» WHAT YOU NEED TO DO
Please copy all the lines that follow, word for word.

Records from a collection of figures
>> Start

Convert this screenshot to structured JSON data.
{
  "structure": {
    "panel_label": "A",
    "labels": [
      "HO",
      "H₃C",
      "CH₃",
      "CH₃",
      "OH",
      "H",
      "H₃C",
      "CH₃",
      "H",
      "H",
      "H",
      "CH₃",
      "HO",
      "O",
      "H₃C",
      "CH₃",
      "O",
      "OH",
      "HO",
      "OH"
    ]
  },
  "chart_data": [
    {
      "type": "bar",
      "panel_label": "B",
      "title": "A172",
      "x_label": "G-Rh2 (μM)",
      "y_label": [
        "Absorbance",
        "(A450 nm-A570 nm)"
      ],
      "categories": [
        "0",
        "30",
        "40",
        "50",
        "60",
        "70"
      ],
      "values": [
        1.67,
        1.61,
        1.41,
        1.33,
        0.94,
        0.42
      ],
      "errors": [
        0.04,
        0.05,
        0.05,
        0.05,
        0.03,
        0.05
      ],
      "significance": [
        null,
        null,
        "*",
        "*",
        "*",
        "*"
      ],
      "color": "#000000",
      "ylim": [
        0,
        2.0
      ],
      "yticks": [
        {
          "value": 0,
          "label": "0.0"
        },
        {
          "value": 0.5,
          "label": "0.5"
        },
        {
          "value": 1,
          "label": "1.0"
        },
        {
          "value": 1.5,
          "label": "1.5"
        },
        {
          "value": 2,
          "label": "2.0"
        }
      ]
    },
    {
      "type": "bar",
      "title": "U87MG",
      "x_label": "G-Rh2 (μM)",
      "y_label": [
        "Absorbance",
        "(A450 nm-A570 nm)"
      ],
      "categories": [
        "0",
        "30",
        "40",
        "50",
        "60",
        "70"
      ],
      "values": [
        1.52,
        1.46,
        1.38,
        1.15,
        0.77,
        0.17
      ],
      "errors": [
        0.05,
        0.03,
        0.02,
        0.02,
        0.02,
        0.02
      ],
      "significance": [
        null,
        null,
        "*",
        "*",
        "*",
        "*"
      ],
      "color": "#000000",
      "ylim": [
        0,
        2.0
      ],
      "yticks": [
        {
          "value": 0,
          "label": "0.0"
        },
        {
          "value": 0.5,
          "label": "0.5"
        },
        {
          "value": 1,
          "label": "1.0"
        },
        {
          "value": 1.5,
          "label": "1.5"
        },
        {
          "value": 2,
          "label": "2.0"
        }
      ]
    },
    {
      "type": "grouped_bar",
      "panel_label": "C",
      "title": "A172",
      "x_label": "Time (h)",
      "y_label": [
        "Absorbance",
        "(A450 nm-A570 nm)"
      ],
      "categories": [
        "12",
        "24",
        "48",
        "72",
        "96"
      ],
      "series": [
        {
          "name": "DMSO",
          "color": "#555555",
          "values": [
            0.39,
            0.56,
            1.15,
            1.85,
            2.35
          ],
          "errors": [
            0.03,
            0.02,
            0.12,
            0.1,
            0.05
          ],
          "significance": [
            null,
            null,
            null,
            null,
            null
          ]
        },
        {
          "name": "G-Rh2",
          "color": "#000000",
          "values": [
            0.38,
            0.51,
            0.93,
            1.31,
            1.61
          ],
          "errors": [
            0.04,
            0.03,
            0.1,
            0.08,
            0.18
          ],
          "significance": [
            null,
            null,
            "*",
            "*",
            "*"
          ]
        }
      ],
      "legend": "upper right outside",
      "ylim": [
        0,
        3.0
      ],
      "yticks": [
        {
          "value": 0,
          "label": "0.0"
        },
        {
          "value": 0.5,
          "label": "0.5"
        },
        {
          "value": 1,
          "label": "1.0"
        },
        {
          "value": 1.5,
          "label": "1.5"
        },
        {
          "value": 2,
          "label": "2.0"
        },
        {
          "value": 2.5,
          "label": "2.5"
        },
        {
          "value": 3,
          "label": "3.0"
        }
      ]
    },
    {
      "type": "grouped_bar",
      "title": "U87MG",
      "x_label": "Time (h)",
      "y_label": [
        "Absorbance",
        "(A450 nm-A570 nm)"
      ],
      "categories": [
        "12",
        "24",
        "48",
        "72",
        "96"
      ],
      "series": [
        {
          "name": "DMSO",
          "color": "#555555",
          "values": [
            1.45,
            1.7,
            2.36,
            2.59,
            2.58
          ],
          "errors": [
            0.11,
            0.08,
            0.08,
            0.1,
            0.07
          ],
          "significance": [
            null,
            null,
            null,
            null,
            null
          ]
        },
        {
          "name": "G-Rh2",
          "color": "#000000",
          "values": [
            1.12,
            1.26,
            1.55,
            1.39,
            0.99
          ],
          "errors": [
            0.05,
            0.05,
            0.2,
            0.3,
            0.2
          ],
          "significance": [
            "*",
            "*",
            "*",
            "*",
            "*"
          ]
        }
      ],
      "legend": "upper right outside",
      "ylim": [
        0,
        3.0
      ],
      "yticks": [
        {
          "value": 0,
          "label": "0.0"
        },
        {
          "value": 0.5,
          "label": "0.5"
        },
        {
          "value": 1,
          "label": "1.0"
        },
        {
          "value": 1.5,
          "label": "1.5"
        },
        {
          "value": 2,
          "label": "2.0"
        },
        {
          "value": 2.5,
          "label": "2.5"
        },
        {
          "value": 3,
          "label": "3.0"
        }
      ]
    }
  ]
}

>> End

» FULL ANSWER
Convert this screenshot to structured JSON data.
{
  "structure": {
    "panel_label": "A",
    "labels": [
      "HO",
      "H₃C",
      "CH₃",
      "CH₃",
      "OH",
      "H",
      "H₃C",
      "CH₃",
      "H",
      "H",
      "H",
      "CH₃",
      "HO",
      "O",
      "H₃C",
      "CH₃",
      "O",
      "OH",
      "HO",
      "OH"
    ]
  },
  "chart_data": [
    {
      "type": "bar",
      "panel_label": "B",
      "title": "A172",
      "x_label": "G-Rh2 (μM)",
      "y_label": [
        "Absorbance",
        "(A450 nm-A570 nm)"
      ],
      "categories": [
        "0",
        "30",
        "40",
        "50",
        "60",
        "70"
      ],
      "values": [
        1.67,
        1.61,
        1.41,
        1.33,
        0.94,
        0.42
      ],
      "errors": [
        0.04,
        0.05,
        0.05,
        0.05,
        0.03,
        0.05
      ],
      "significance": [
        null,
        null,
        "*",
        "*",
        "*",
        "*"
      ],
      "color": "#000000",
      "ylim": [
        0,
        2.0
      ],
      "yticks": [
        {
          "value": 0,
          "label": "0.0"
        },
        {
          "value": 0.5,
          "label": "0.5"
        },
        {
          "value": 1,
          "label": "1.0"
        },
        {
          "value": 1.5,
          "label": "1.5"
        },
        {
          "value": 2,
          "label": "2.0"
        }
      ]
    },
    {
      "type": "bar",
      "title": "U87MG",
      "x_label": "G-Rh2 (μM)",
      "y_label": [
        "Absorbance",
        "(A450 nm-A570 nm)"
      ],
      "categories": [
        "0",
        "30",
        "40",
        "50",
        "60",
        "70"
      ],
      "values": [
        1.52,
        1.46,
        1.38,
        1.15,
        0.77,
        0.17
      ],
      "errors": [
        0.05,
        0.03,
        0.02,
        0.02,
        0.02,
        0.02
      ],
      "significance": [
        null,
        null,
        "*",
        "*",
        "*",
        "*"
      ],
      "color": "#000000",
      "ylim": [
        0,
        2.0
      ],
      "yticks": [
        {
          "value": 0,
          "label": "0.0"
        },
        {
          "value": 0.5,
          "label": "0.5"
        },
        {
          "value": 1,
          "label": "1.0"
        },
        {
          "value": 1.5,
          "label": "1.5"
        },
        {
          "value": 2,
          "label": "2.0"
        }
      ]
    },
    {
      "type": "grouped_bar",
      "panel_label": "C",
      "title": "A172",
      "x_label": "Time (h)",
      "y_label": [
        "Absorbance",
        "(A450 nm-A570 nm)"
      ],
      "categories": [
        "12",
        "24",
        "48",
        "72",
        "96"
      ],
      "series": [
        {
          "name": "DMSO",
          "color": "#555555",
          "values": [
            0.39,
            0.56,
            1.15,
            1.85,
            2.35
          ],
          "errors": [
            0.03,
            0.02,
            0.12,
            0.1,
            0.05
          ],
          "significance": [
            null,
            null,
            null,
            null,
            null
          ]
        },
        {
          "name": "G-Rh2",
          "color": "#000000",
          "values": [
            0.38,
            0.51,
            0.93,
            1.31,
            1.61
          ],
          "errors": [
            0.04,
            0.03,
            0.1,
            0.08,
            0.18
          ],
          "significance": [
            null,
            null,
            "*",
            "*",
            "*"
          ]
        }
      ],
      "legend": "upper right outside",
      "ylim": [
        0,
        3.0
      ],
      "yticks": [
        {
          "value": 0,
          "label": "0.0"
        },
        {
          "value": 0.5,
          "label": "0.5"
        },
        {
          "value": 1,
          "label": "1.0"
        },
        {
          "value": 1.5,
          "label": "1.5"
        },
        {
          "value": 2,
          "label": "2.0"
        },
        {
          "value": 2.5,
          "label": "2.5"
        },
        {
          "value": 3,
          "label": "3.0"
        }
      ]
    },
    {
      "type": "grouped_bar",
      "title": "U87MG",
      "x_label": "Time (h)",
      "y_label": [
        "Absorbance",
        "(A450 nm-A570 nm)"
      ],
      "categories": [
        "12",
        "24",
        "48",
        "72",
        "96"
      ],
      "series": [
        {
          "name": "DMSO",
          "color": "#555555",
          "values": [
            1.45,
            1.7,
            2.36,
            2.59,
            2.58
          ],
          "errors": [
            0.11,
            0.08,
            0.08,
            0.1,
            0.07
          ],
          "significance": [
            null,
            null,
            null,
            null,
            null
          ]
        },
        {
          "name": "G-Rh2",
          "color": "#000000",
          "values": [
            1.12,
            1.26,
            1.55,
            1.39,
            0.99
          ],
          "errors": [
            0.05,
            0.05,
            0.2,
            0.3,
            0.2
          ],
          "significance": [
            "*",
            "*",
            "*",
            "*",
            "*"
          ]
        }
      ],
      "legend": "upper right outside",
      "ylim": [
        0,
        3.0
      ],
      "yticks": [
        {
          "value": 0,
          "label": "0.0"
        },
        {
          "value": 0.5,
          "label": "0.5"
        },
        {
          "value": 1,
          "label": "1.0"
        },
        {
          "value": 1.5,
          "label": "1.5"
        },
        {
          "value": 2,
          "label": "2.0"
        },
        {
          "value": 2.5,
          "label": "2.5"
        },
        {
          "value": 3,
          "label": "3.0"
        }
      ]
    }
  ]
}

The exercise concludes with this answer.